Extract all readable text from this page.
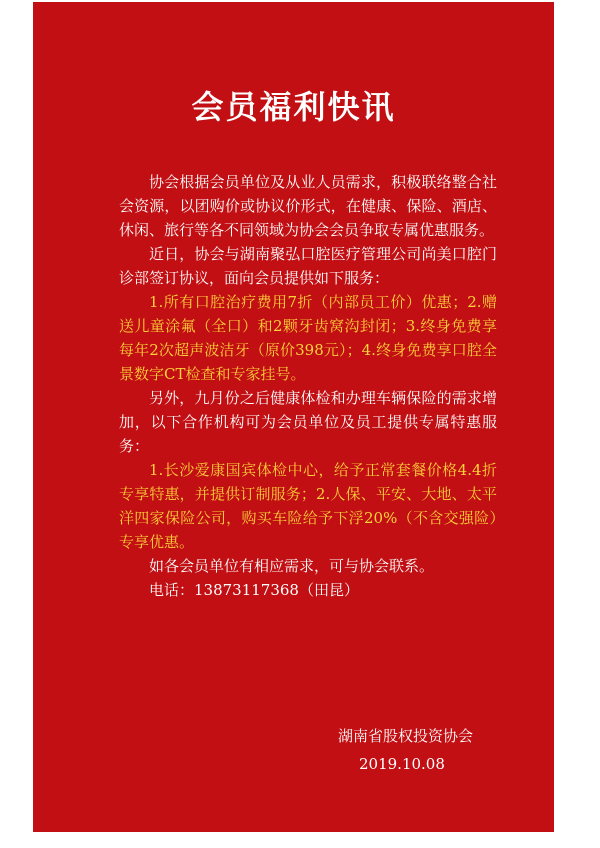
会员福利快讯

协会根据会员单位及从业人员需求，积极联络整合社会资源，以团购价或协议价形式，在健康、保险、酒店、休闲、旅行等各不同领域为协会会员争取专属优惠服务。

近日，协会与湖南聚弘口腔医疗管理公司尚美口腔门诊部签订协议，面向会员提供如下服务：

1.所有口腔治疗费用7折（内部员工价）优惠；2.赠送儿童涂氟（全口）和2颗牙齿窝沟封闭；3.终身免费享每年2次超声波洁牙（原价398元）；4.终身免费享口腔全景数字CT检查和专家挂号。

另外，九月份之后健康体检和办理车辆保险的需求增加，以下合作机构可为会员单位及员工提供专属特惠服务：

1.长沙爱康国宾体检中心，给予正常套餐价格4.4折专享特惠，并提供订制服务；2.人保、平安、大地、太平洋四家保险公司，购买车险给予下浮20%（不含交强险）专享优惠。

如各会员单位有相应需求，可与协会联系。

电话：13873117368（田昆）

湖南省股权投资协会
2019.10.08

++++++++++

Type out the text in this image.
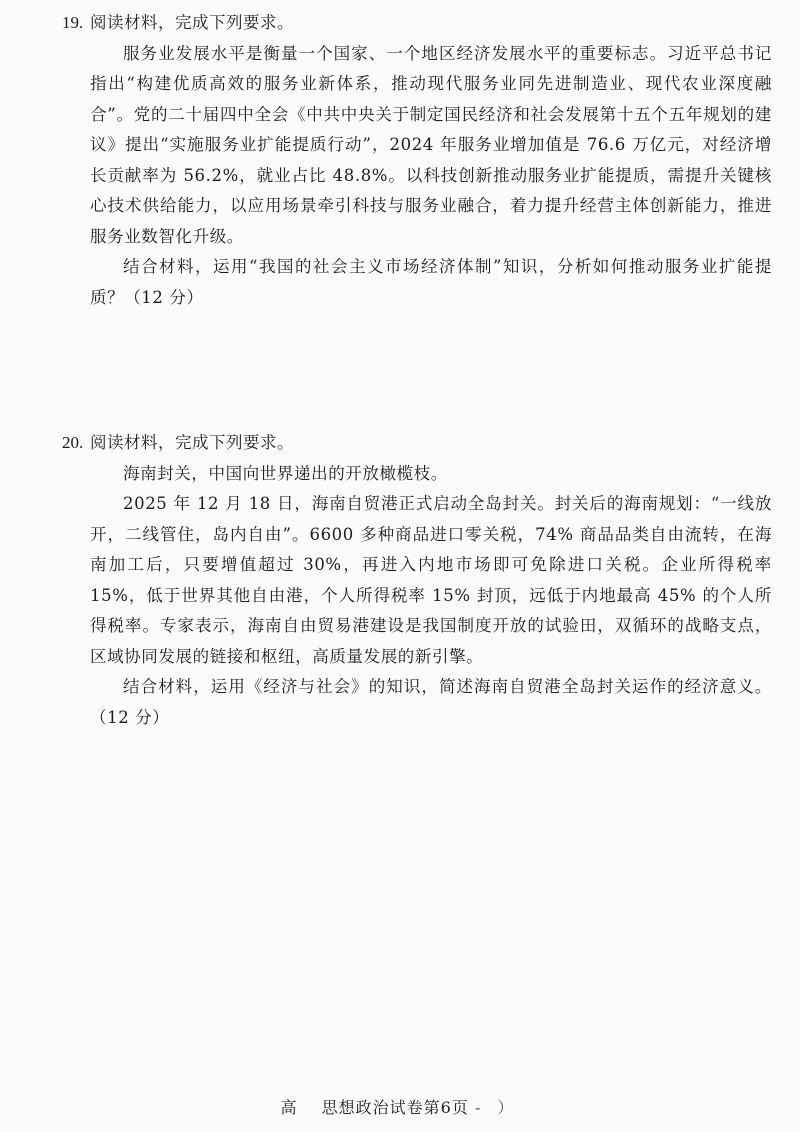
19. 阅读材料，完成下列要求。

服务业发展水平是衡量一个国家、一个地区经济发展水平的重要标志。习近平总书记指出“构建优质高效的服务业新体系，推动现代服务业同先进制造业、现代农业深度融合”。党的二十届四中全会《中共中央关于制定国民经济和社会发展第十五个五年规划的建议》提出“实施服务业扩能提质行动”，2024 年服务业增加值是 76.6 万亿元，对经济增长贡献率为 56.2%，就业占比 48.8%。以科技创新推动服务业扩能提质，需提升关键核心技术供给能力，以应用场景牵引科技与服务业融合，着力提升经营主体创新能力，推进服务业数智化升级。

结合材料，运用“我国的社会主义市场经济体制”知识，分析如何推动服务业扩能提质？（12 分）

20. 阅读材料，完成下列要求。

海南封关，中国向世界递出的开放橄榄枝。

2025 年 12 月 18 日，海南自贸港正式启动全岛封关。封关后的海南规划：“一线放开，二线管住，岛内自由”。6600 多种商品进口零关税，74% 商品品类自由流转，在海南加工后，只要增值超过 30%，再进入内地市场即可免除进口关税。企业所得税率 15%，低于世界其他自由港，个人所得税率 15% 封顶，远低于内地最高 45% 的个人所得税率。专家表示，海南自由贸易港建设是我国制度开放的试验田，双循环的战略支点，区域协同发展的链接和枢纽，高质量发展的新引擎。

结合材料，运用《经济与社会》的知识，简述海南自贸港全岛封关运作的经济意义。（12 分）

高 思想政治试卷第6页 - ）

++++++++++

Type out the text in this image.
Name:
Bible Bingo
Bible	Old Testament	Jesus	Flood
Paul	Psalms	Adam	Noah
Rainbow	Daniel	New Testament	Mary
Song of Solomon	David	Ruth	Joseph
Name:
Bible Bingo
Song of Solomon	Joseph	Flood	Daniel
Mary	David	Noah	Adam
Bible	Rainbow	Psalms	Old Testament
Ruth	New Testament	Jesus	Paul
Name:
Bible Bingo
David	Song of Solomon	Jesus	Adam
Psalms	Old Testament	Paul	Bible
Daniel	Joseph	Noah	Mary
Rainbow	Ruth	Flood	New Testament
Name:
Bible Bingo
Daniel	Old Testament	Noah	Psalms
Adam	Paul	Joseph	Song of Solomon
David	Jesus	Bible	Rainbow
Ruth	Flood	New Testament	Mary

++++++++++

▸ **WRITTEN REQUEST**: Go through the material above and copy each line that has the word "Daniel".

▸ **WORKED ANSWER**:
Rainbow	Daniel	New Testament	Mary
Song of Solomon	Joseph	Flood	Daniel
Daniel	Joseph	Noah	Mary
Daniel	Old Testament	Noah	Psalms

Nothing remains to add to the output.